#### WHAT TO PRODUCE:
Select every line below that contains the string "axis". Case counts.

——

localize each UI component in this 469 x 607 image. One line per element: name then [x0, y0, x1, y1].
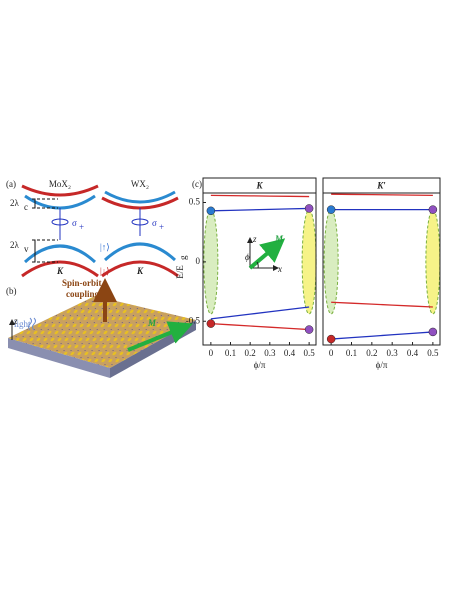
valley-label: K: [56, 266, 64, 276]
plot-frame: [202, 192, 317, 346]
inset-m: M: [274, 234, 284, 244]
z-label: z: [13, 316, 18, 326]
y-tick-label: 0: [196, 256, 201, 266]
band-line: [210, 322, 310, 331]
panel-label: (a): [6, 179, 16, 189]
material-label: WX₂: [131, 179, 149, 189]
y-axis-label-text: E/E: [175, 265, 185, 279]
x-tick-label: 0: [209, 348, 214, 358]
panel-label: (b): [6, 286, 17, 296]
y-axis-label: E/E g: [175, 255, 188, 279]
x-axis-label: ϕ/π: [376, 360, 388, 370]
panel-label: (c): [192, 179, 202, 189]
band-line: [210, 306, 310, 320]
spin-up: |↑⟩: [100, 242, 110, 252]
material-slab: [8, 296, 196, 378]
band-edge-marker: [326, 205, 336, 214]
inset-z: z: [252, 234, 257, 244]
sigma-label: σ: [72, 218, 77, 228]
valley-label: K: [136, 266, 144, 276]
x-tick-label: 0.5: [427, 348, 439, 358]
valley-ellipse: [323, 209, 339, 315]
plot-title: K: [255, 181, 263, 191]
valley-ellipse: [301, 209, 317, 315]
y-tick-label: 0.5: [189, 197, 201, 207]
polarization-ring: [51, 218, 69, 226]
material-label: MoX₂: [49, 179, 71, 189]
magnetization-arrow: [127, 321, 194, 352]
band-edge-marker: [206, 319, 216, 328]
x-tick-label: 0.2: [245, 348, 256, 358]
band-sketch: [21, 184, 179, 278]
y-tick-label: -0.5: [186, 315, 201, 325]
lambda-c-sub: c: [24, 202, 28, 212]
band-line: [210, 194, 310, 198]
valley-ellipse: [425, 209, 441, 315]
title-box: [322, 177, 441, 194]
band-line: [331, 193, 433, 197]
light-wave: [28, 317, 36, 331]
soc-label: coupling: [66, 289, 100, 299]
x-tick-label: 0.3: [387, 348, 399, 358]
title-box: [202, 177, 317, 194]
sigma-sub: +: [79, 222, 84, 232]
x-tick-label: 0.4: [407, 348, 419, 358]
x-tick-label: 0.2: [366, 348, 377, 358]
band-line: [331, 331, 433, 340]
y-axis-label-sub: g: [178, 255, 188, 260]
lambda-v: 2λ: [10, 240, 20, 250]
band-edge-marker: [428, 205, 438, 214]
x-tick-label: 0.3: [264, 348, 276, 358]
x-tick-label: 0: [329, 348, 334, 358]
inset-axes: [247, 237, 286, 271]
sigma-sub: +: [159, 222, 164, 232]
inset-phi: ϕ: [245, 252, 250, 262]
magnetization-label: M: [147, 318, 157, 328]
band-edge-marker: [206, 206, 216, 216]
band-line: [331, 301, 433, 308]
band-edge-marker: [428, 327, 438, 337]
x-axis-label: ϕ/π: [254, 360, 266, 370]
plots: K 0 0.1 0.2 0.3 0.4 0.5 0.5 0 -0.5 ϕ/π E/E g K′ 0 0.1 0.…: [175, 177, 441, 370]
light-label: light: [14, 319, 31, 329]
plot-frame: [322, 192, 441, 346]
band-line: [210, 207, 310, 212]
spin-down: |↓⟩: [100, 266, 110, 276]
soc-label: Spin-orbit: [62, 278, 102, 288]
band-edge-marker: [326, 334, 336, 344]
x-tick-label: 0.5: [303, 348, 315, 358]
band-edge-marker: [304, 204, 314, 213]
x-tick-label: 0.4: [284, 348, 296, 358]
lambda-v-sub: v: [24, 244, 29, 254]
band-edge-marker: [304, 325, 314, 334]
dashed-guides: [32, 198, 141, 263]
plot-title: K′: [376, 181, 386, 191]
x-tick-label: 0.1: [225, 348, 236, 358]
sigma-label: σ: [152, 218, 157, 228]
x-tick-label: 0.1: [346, 348, 357, 358]
polarization-ring: [131, 218, 149, 226]
lambda-c: 2λ: [10, 198, 20, 208]
inset-x: x: [277, 264, 282, 274]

——

#### OUTPUT FOR THIS TASK:
y-axis-label-text: E/E: [175, 265, 185, 279]
y-axis-label: E/E g: [175, 255, 188, 279]
x-axis-label: ϕ/π: [376, 360, 388, 370]
y-axis-label-sub: g: [178, 255, 188, 260]
x-axis-label: ϕ/π: [254, 360, 266, 370]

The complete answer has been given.